## Exercise goal
Go through the records and give the number of lines that include "TAMPEREEN", with nothing else.

## The data
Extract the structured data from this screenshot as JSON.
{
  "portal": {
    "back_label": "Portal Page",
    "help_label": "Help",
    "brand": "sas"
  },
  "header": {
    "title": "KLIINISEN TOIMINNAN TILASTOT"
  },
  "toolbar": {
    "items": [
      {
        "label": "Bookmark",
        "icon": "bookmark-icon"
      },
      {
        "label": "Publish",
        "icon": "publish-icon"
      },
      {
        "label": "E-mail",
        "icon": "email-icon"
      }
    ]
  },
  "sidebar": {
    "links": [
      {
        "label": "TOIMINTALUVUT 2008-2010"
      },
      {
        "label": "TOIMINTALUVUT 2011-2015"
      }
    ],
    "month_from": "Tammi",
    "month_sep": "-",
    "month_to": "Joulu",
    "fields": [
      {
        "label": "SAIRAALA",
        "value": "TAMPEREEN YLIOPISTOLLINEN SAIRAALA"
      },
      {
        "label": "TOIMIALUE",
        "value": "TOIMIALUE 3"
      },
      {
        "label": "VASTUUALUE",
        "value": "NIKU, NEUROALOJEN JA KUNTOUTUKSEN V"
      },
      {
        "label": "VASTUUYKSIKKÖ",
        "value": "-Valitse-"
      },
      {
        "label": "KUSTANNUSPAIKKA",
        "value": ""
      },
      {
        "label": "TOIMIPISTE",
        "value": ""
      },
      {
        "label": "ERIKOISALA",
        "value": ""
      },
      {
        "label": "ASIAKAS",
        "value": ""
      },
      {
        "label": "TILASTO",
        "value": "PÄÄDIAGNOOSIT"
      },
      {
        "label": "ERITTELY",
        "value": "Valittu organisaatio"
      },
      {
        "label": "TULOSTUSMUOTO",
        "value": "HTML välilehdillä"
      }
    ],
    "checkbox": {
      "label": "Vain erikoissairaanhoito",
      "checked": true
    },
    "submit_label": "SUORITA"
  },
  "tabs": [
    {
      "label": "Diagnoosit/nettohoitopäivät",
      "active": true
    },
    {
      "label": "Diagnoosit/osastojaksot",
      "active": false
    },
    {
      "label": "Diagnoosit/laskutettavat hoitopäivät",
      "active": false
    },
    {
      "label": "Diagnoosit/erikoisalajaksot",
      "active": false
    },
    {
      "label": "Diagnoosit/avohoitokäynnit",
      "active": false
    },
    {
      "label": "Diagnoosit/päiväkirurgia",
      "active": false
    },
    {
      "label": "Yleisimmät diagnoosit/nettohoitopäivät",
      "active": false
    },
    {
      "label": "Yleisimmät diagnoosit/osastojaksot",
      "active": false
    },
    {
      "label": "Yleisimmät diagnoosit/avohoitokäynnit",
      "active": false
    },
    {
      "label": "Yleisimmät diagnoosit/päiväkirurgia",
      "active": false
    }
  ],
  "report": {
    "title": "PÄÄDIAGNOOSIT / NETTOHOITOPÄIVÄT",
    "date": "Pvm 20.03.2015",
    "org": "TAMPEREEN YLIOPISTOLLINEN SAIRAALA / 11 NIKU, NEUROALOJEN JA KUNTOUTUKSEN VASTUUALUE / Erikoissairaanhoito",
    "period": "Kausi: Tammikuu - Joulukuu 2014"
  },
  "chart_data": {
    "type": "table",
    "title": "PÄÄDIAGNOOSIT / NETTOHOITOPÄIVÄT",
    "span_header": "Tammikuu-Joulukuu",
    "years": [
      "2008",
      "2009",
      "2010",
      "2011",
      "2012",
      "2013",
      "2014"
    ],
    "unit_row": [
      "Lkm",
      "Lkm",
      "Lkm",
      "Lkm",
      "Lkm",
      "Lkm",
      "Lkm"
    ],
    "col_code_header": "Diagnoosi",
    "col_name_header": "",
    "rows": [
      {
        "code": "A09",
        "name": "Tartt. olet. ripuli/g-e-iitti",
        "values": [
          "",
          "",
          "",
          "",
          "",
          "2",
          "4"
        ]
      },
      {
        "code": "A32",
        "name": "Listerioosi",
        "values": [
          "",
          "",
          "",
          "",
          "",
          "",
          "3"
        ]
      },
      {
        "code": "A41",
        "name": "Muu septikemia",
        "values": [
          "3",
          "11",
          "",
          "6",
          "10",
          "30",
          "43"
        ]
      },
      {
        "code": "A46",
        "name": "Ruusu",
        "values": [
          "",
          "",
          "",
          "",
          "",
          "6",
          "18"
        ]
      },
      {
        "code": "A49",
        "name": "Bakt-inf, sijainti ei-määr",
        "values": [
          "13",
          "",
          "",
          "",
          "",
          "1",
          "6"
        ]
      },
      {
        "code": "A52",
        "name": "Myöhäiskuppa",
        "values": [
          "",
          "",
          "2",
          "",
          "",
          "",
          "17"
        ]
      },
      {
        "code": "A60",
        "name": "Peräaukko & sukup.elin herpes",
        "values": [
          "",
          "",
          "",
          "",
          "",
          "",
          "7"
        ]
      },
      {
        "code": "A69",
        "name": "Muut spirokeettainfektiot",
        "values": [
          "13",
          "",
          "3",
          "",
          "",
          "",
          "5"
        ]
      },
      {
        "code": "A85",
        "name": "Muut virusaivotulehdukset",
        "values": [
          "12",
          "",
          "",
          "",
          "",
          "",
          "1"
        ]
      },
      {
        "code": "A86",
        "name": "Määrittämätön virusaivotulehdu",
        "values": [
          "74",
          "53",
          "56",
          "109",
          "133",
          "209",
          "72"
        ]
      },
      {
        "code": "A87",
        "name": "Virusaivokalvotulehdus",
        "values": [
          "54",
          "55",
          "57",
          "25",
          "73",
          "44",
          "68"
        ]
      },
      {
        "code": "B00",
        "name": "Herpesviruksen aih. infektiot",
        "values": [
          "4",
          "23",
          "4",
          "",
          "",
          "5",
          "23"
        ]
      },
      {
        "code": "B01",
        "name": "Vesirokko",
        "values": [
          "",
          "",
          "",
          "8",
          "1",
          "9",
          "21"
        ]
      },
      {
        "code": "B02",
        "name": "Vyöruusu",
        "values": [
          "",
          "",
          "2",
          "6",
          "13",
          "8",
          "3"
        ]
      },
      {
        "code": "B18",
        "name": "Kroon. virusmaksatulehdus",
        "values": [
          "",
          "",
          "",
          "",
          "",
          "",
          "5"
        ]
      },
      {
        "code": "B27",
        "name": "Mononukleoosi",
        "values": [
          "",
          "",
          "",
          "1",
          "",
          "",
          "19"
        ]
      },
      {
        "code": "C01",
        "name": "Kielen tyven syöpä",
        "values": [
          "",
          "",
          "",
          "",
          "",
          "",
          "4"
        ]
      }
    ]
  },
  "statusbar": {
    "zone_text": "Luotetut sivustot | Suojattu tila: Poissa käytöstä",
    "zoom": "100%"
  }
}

## Reply
2